▶ _Data supplied_:
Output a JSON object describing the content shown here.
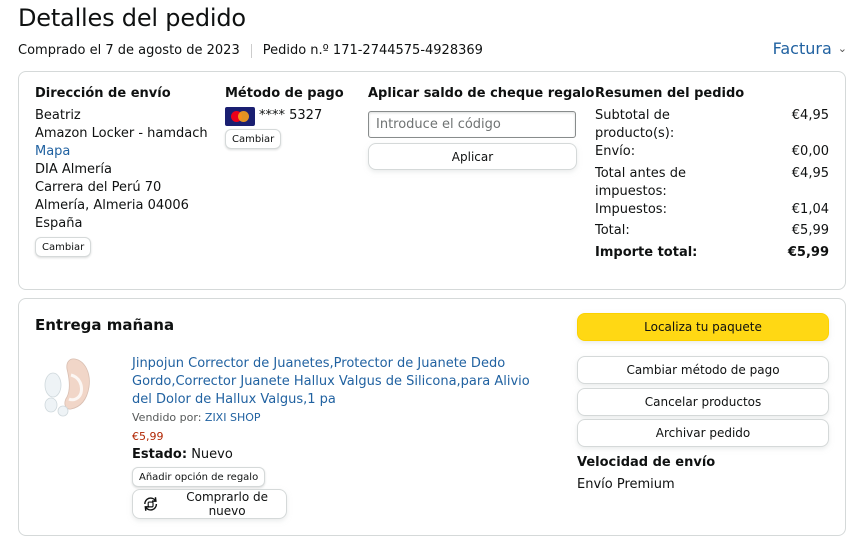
{
  "header": {
    "title": "Detalles del pedido",
    "purchased": "Comprado el 7 de agosto de 2023",
    "order_number": "Pedido n.º 171-2744575-4928369",
    "invoice_label": "Factura"
  },
  "shipping": {
    "title": "Dirección de envío",
    "name": "Beatriz",
    "locker": "Amazon Locker - hamdach",
    "map_link": "Mapa",
    "line1": "DIA Almería",
    "line2": "Carrera del Perú 70",
    "line3": "Almería, Almeria 04006",
    "country": "España",
    "change_label": "Cambiar"
  },
  "payment": {
    "title": "Método de pago",
    "card_icon": "mastercard-icon",
    "card_number": "**** 5327",
    "change_label": "Cambiar"
  },
  "gift": {
    "title": "Aplicar saldo de cheque regalo",
    "placeholder": "Introduce el código",
    "apply_label": "Aplicar"
  },
  "summary": {
    "title": "Resumen del pedido",
    "rows": [
      {
        "label": "Subtotal de producto(s):",
        "value": "€4,95"
      },
      {
        "label": "Envío:",
        "value": "€0,00"
      },
      {
        "label": "Total antes de impuestos:",
        "value": "€4,95"
      },
      {
        "label": "Impuestos:",
        "value": "€1,04"
      },
      {
        "label": "Total:",
        "value": "€5,99"
      }
    ],
    "grand_label": "Importe total:",
    "grand_value": "€5,99"
  },
  "delivery": {
    "title": "Entrega mañana",
    "product_title": "Jinpojun Corrector de Juanetes,Protector de Juanete Dedo Gordo,Corrector Juanete Hallux Valgus de Silicona,para Alivio del Dolor de Hallux Valgus,1 pa",
    "sold_by_label": "Vendido por:",
    "seller": "ZIXI SHOP",
    "price": "€5,99",
    "state_label": "Estado:",
    "state_value": "Nuevo",
    "gift_option": "Añadir opción de regalo",
    "rebuy": "Comprarlo de nuevo",
    "actions": {
      "track": "Localiza tu paquete",
      "change_payment": "Cambiar método de pago",
      "cancel": "Cancelar productos",
      "archive": "Archivar pedido"
    },
    "speed_title": "Velocidad de envío",
    "speed_value": "Envío Premium"
  },
  "colors": {
    "link": "#2162A1",
    "accent_yellow": "#FFD814",
    "price_red": "#B12704"
  }
}
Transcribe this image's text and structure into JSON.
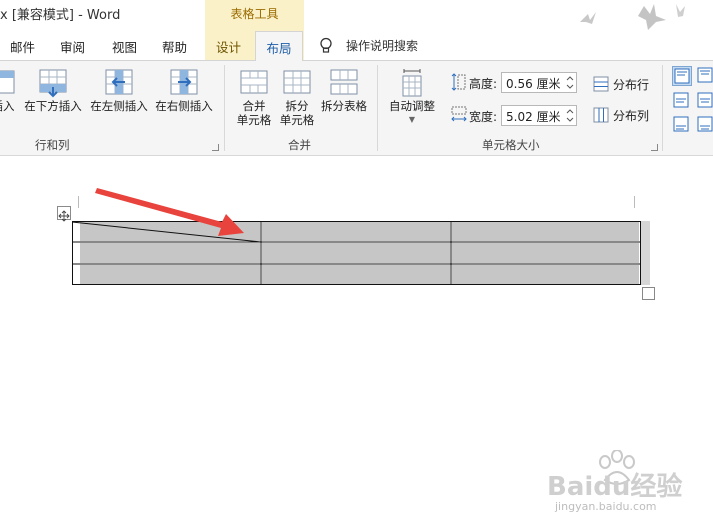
{
  "window": {
    "title": "x [兼容模式]  -  Word",
    "contextual_group": "表格工具"
  },
  "tabs": {
    "mail": "邮件",
    "review": "审阅",
    "view": "视图",
    "help": "帮助",
    "design": "设计",
    "layout": "布局",
    "tell_me": "操作说明搜索"
  },
  "ribbon": {
    "rows_cols": {
      "insert_above_partial": "插入",
      "insert_below": "在下方插入",
      "insert_left": "在左侧插入",
      "insert_right": "在右侧插入",
      "group_label": "行和列"
    },
    "merge": {
      "merge_cells_line1": "合并",
      "merge_cells_line2": "单元格",
      "split_cells_line1": "拆分",
      "split_cells_line2": "单元格",
      "split_table": "拆分表格",
      "group_label": "合并"
    },
    "cell_size": {
      "autofit": "自动调整",
      "height_label": "高度:",
      "height_value": "0.56 厘米",
      "width_label": "宽度:",
      "width_value": "5.02 厘米",
      "distribute_rows": "分布行",
      "distribute_cols": "分布列",
      "group_label": "单元格大小"
    }
  },
  "watermark": {
    "brand": "Baidu经验",
    "url": "jingyan.baidu.com"
  },
  "colors": {
    "accent": "#1f5fa8",
    "contextual_bg": "#fbf1c9",
    "selection_gray": "#c6c6c6",
    "arrow_red": "#e8433c"
  }
}
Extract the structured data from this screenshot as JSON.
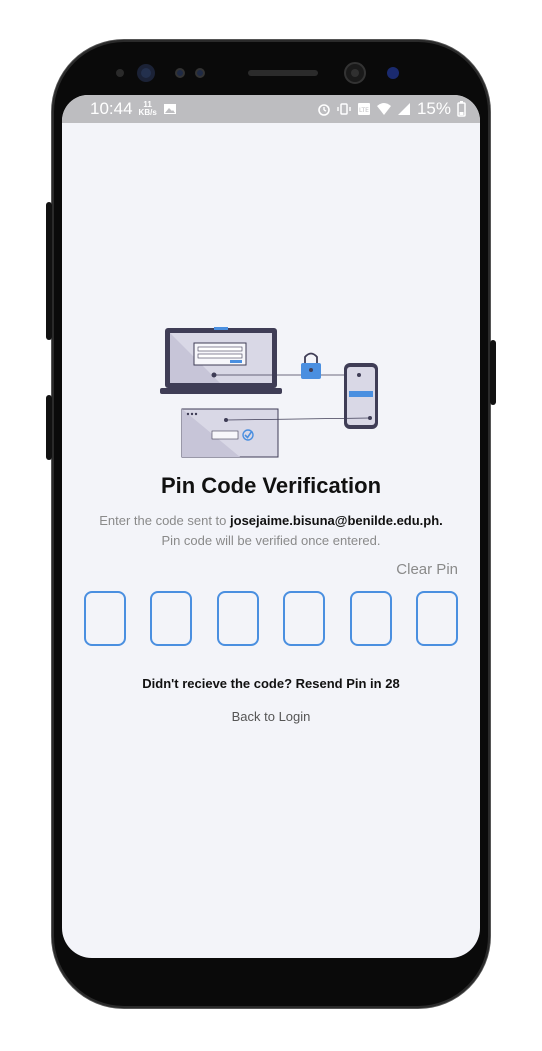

▶ _Requirement_: Filter the listing above by the word "pago"; copy each line that passes.

▶ _Exercise result_:
    "title": "Método de pago",
      "change_payment": "Cambiar método de pago",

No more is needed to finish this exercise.